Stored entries
━━━━━━━━━━
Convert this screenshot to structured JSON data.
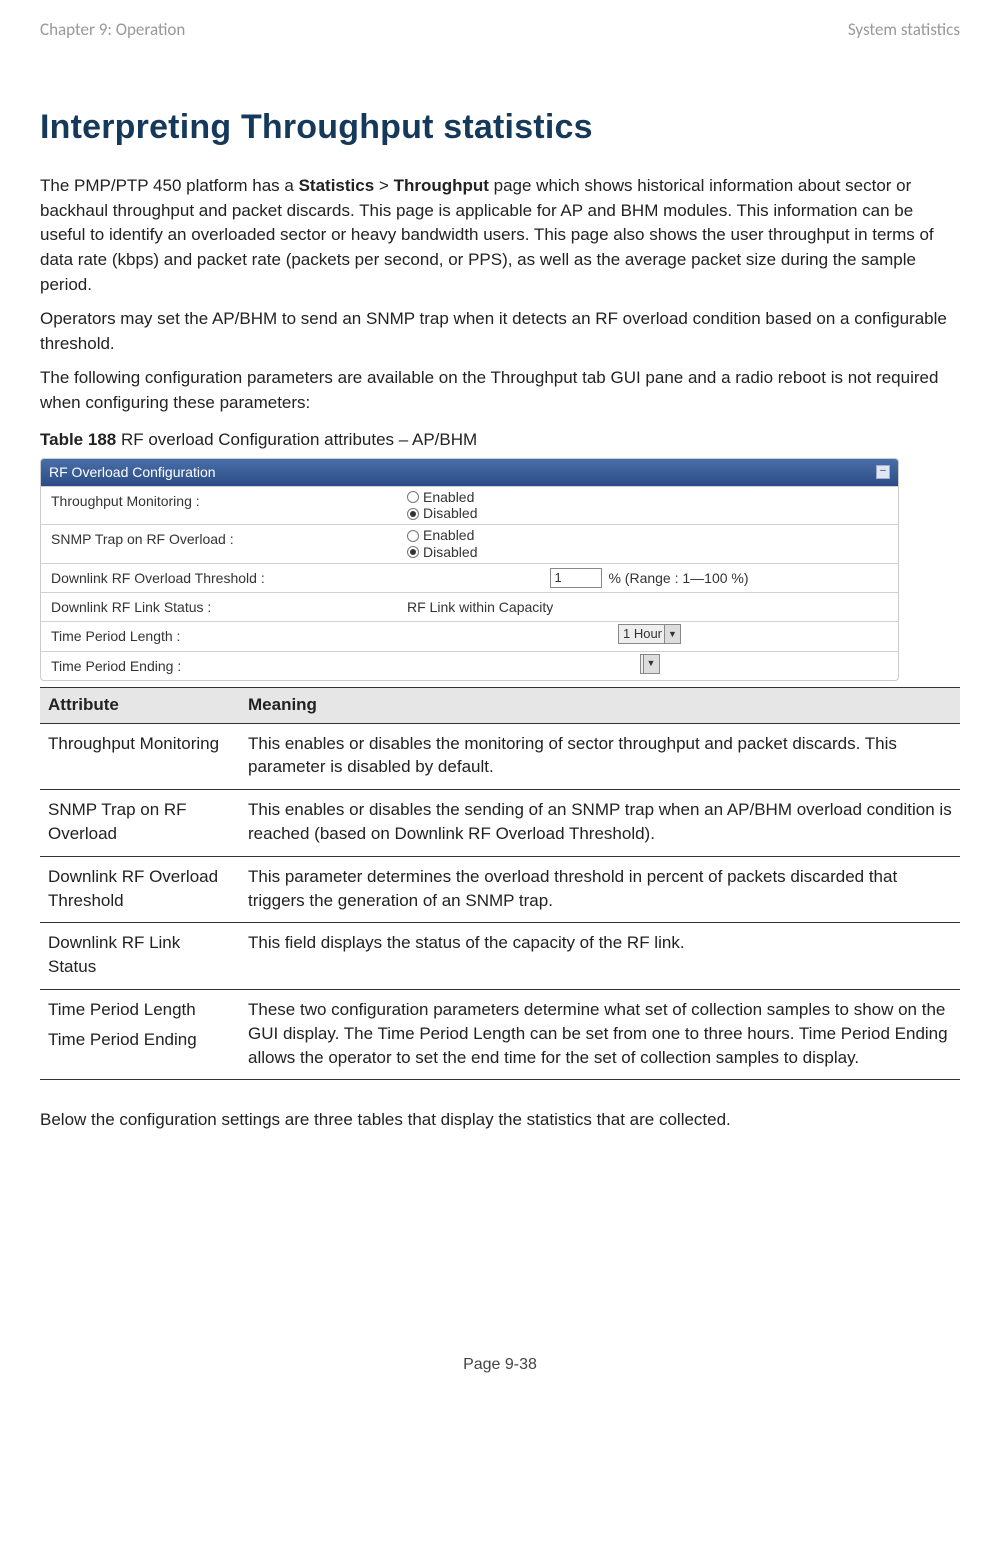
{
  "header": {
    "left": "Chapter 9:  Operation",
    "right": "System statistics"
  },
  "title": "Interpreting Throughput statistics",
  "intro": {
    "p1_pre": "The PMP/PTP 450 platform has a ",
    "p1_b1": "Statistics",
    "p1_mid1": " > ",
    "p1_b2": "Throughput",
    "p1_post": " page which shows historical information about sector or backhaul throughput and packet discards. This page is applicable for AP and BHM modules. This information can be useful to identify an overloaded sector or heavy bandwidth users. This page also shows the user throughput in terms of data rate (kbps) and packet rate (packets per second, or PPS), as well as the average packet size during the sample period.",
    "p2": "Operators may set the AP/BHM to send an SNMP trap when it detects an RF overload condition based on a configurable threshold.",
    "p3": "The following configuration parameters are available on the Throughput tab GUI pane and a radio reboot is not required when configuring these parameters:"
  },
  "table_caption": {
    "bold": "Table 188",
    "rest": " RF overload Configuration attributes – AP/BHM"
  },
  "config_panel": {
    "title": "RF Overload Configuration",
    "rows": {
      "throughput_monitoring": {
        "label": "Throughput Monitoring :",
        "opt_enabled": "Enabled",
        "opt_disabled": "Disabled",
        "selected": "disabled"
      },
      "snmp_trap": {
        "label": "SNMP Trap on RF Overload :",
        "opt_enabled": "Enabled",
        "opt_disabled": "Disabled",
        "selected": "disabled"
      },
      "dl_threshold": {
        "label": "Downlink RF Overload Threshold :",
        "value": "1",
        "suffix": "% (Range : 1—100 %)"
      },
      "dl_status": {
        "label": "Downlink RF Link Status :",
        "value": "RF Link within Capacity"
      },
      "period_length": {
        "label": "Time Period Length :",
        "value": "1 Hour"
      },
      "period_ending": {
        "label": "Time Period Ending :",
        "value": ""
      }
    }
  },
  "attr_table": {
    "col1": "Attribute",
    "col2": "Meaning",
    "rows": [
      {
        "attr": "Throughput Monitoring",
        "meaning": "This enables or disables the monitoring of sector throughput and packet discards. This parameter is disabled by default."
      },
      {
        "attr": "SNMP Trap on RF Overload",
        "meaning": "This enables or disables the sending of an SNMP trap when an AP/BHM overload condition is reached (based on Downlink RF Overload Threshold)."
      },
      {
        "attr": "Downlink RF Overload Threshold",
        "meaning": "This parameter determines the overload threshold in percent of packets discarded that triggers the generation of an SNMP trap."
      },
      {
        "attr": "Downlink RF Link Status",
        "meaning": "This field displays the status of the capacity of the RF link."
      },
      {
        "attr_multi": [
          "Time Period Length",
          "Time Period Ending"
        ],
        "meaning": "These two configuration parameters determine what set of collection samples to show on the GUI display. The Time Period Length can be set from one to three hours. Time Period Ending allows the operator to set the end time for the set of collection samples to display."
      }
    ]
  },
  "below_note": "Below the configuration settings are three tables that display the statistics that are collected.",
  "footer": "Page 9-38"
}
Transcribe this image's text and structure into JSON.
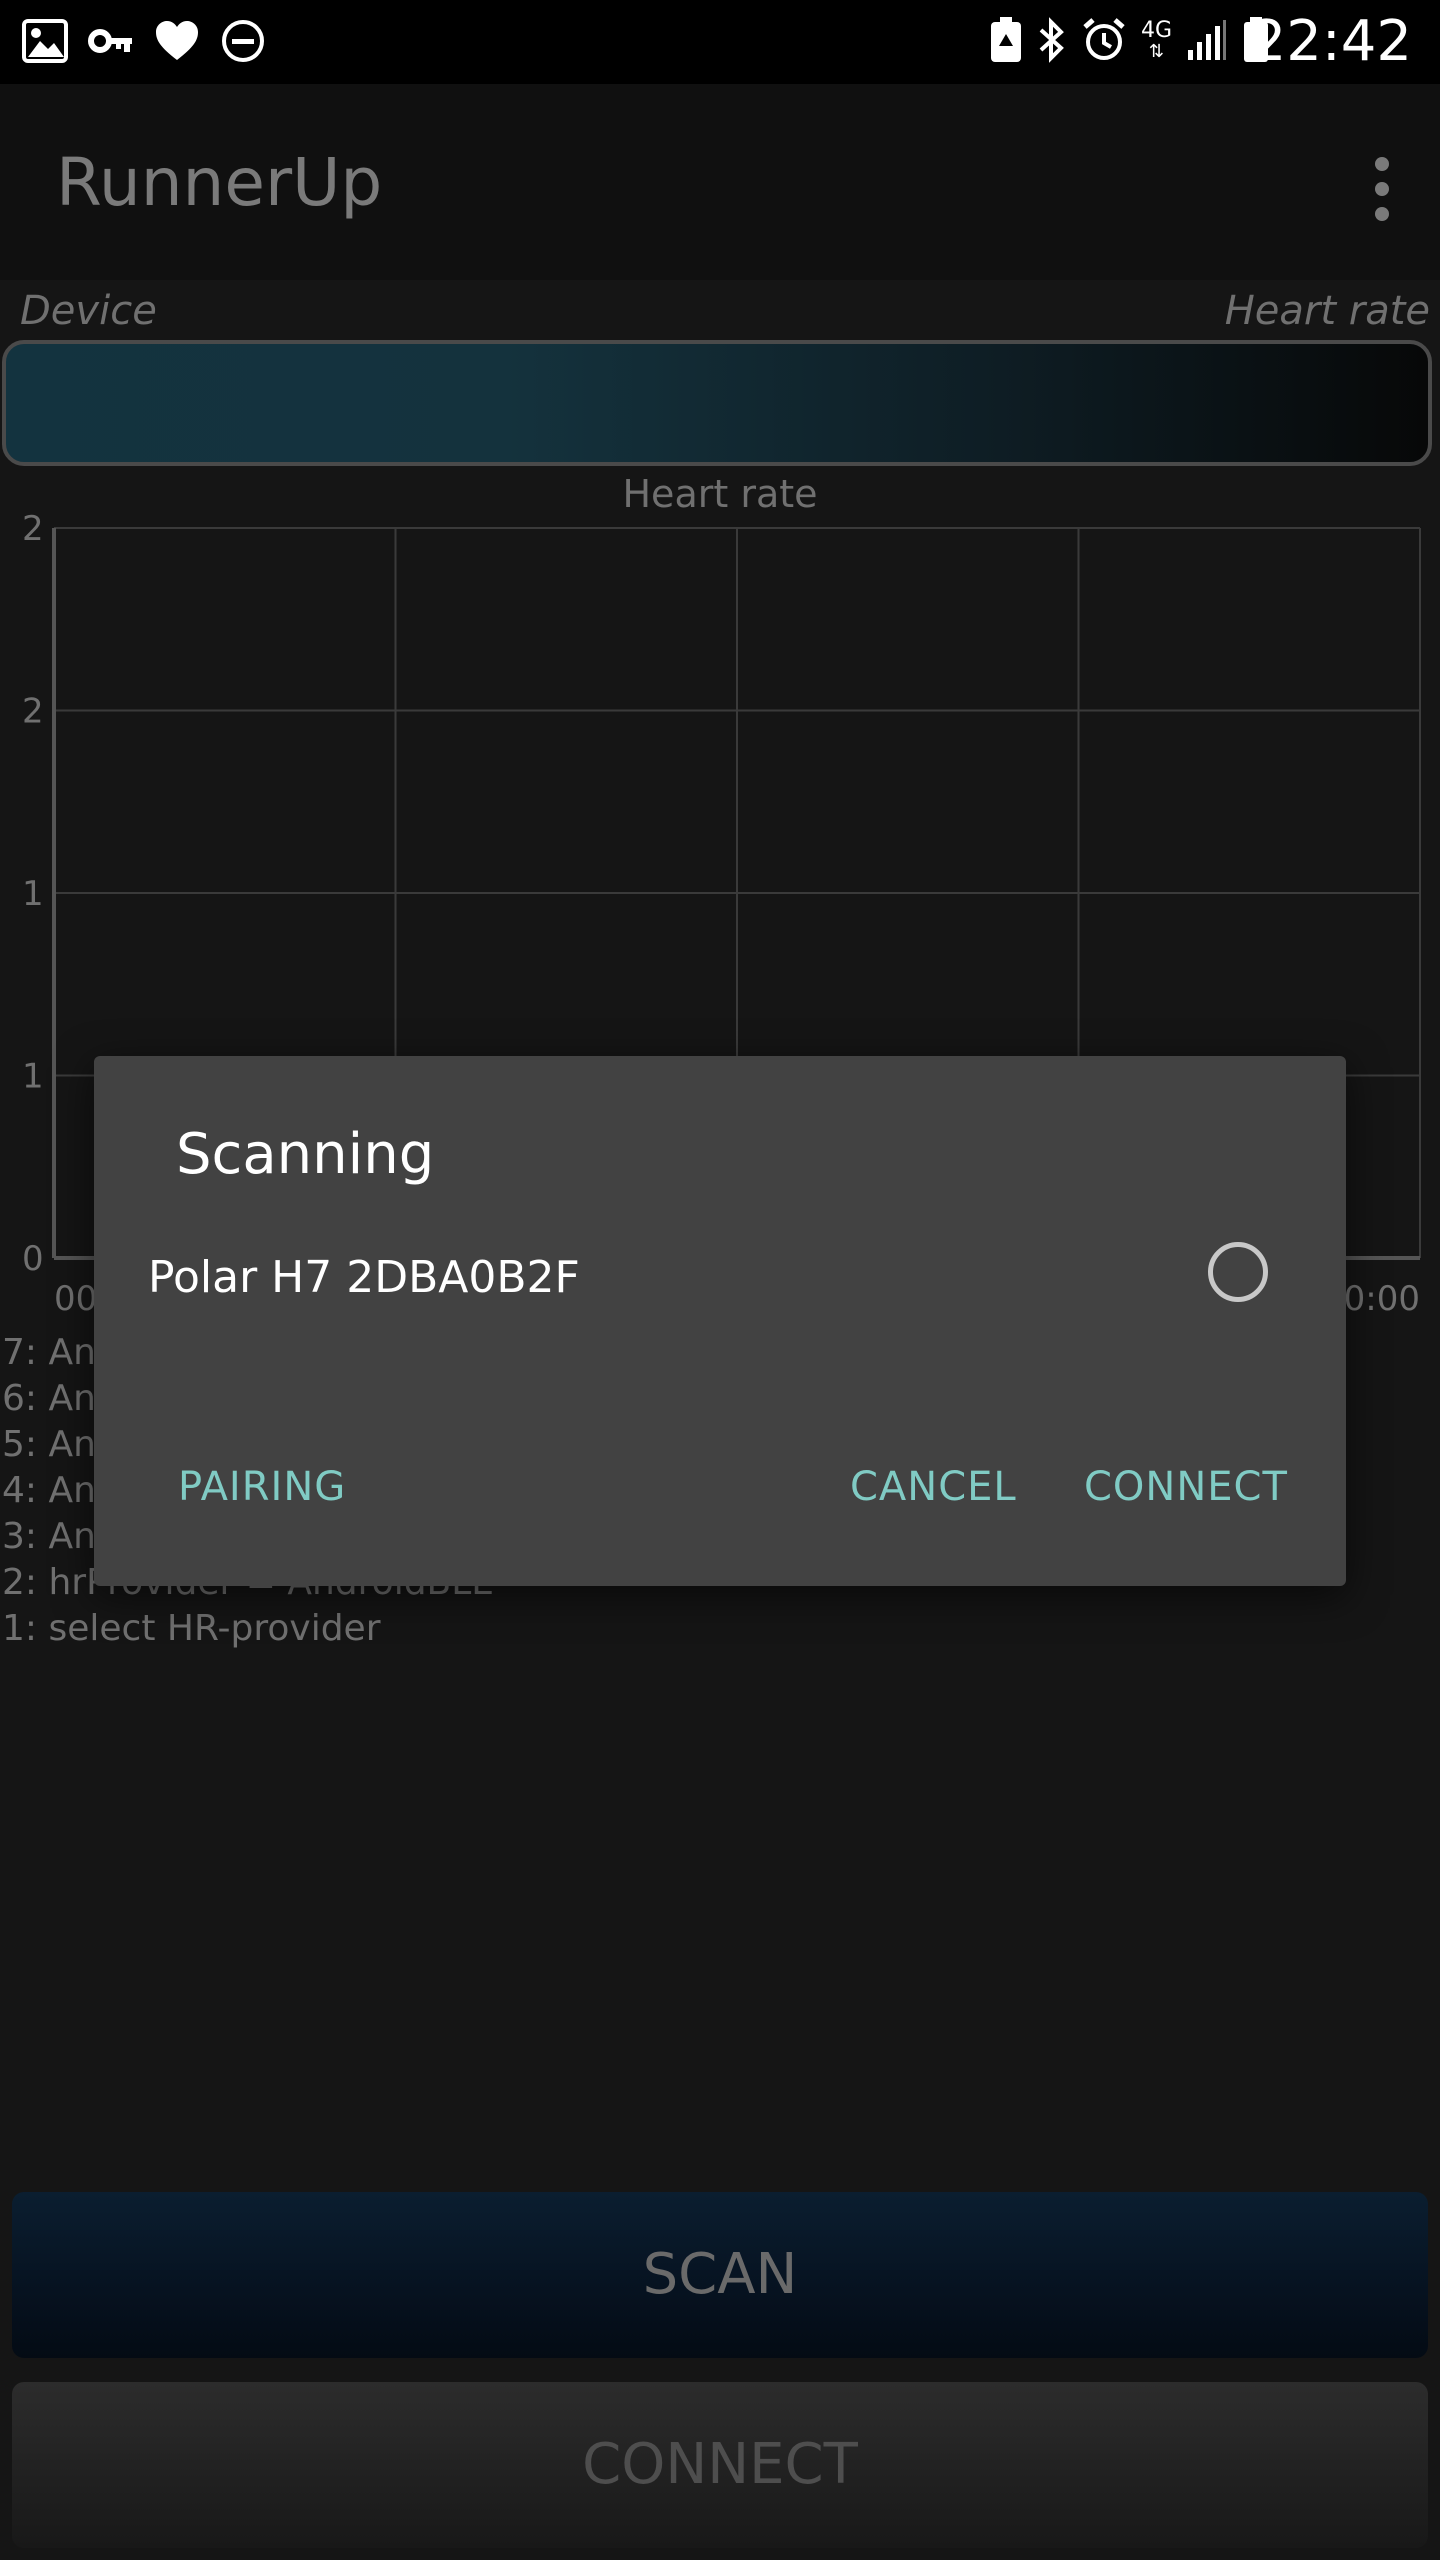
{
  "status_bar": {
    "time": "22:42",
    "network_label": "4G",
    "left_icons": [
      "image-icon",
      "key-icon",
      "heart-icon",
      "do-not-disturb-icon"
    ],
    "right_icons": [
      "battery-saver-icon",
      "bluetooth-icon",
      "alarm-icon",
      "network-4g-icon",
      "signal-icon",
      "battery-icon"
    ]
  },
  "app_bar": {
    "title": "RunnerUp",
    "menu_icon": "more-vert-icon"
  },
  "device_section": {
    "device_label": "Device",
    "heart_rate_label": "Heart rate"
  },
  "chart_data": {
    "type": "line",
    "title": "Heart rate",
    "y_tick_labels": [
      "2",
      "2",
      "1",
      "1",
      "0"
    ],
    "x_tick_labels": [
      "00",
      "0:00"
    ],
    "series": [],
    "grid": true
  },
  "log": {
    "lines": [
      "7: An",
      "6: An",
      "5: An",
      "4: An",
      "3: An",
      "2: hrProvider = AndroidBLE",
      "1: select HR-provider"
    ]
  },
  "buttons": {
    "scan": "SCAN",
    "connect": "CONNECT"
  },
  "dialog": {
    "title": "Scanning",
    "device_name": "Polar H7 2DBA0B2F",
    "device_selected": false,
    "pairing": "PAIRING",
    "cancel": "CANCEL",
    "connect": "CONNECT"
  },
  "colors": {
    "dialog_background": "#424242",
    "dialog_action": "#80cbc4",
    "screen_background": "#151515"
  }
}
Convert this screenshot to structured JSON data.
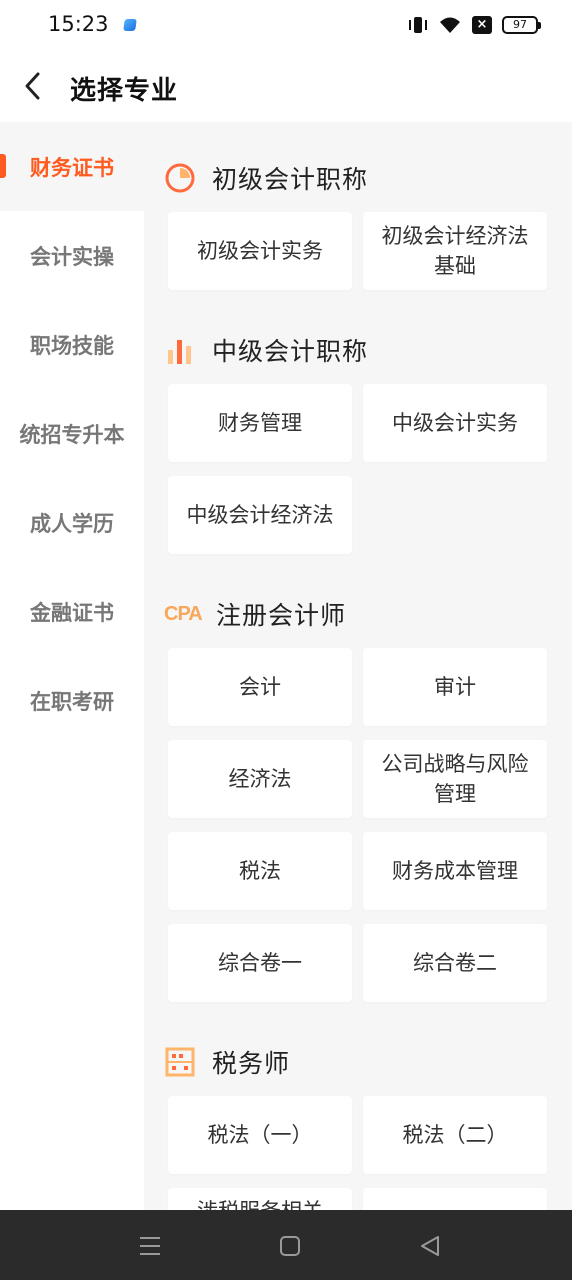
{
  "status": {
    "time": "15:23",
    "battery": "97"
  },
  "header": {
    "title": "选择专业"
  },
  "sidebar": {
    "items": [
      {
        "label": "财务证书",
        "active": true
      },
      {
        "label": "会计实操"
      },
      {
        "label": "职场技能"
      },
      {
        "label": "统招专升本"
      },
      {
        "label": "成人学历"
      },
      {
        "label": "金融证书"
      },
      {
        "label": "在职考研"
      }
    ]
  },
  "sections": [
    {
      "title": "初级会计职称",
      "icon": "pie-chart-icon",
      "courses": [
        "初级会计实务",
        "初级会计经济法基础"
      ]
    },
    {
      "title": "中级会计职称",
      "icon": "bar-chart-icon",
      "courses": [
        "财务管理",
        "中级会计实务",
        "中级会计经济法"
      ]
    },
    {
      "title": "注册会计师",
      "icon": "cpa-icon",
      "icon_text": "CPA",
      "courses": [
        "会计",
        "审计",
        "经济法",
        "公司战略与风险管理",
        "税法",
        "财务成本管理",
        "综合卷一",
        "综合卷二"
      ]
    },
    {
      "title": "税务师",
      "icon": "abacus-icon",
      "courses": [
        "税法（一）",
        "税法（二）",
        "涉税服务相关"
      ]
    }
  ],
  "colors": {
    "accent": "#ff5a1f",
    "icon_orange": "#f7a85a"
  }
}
━━━━━━━━━━
● **Job**
Looking at the records above, count the lines where the word "when" appears. State only the number.

● **Solution for this task**
3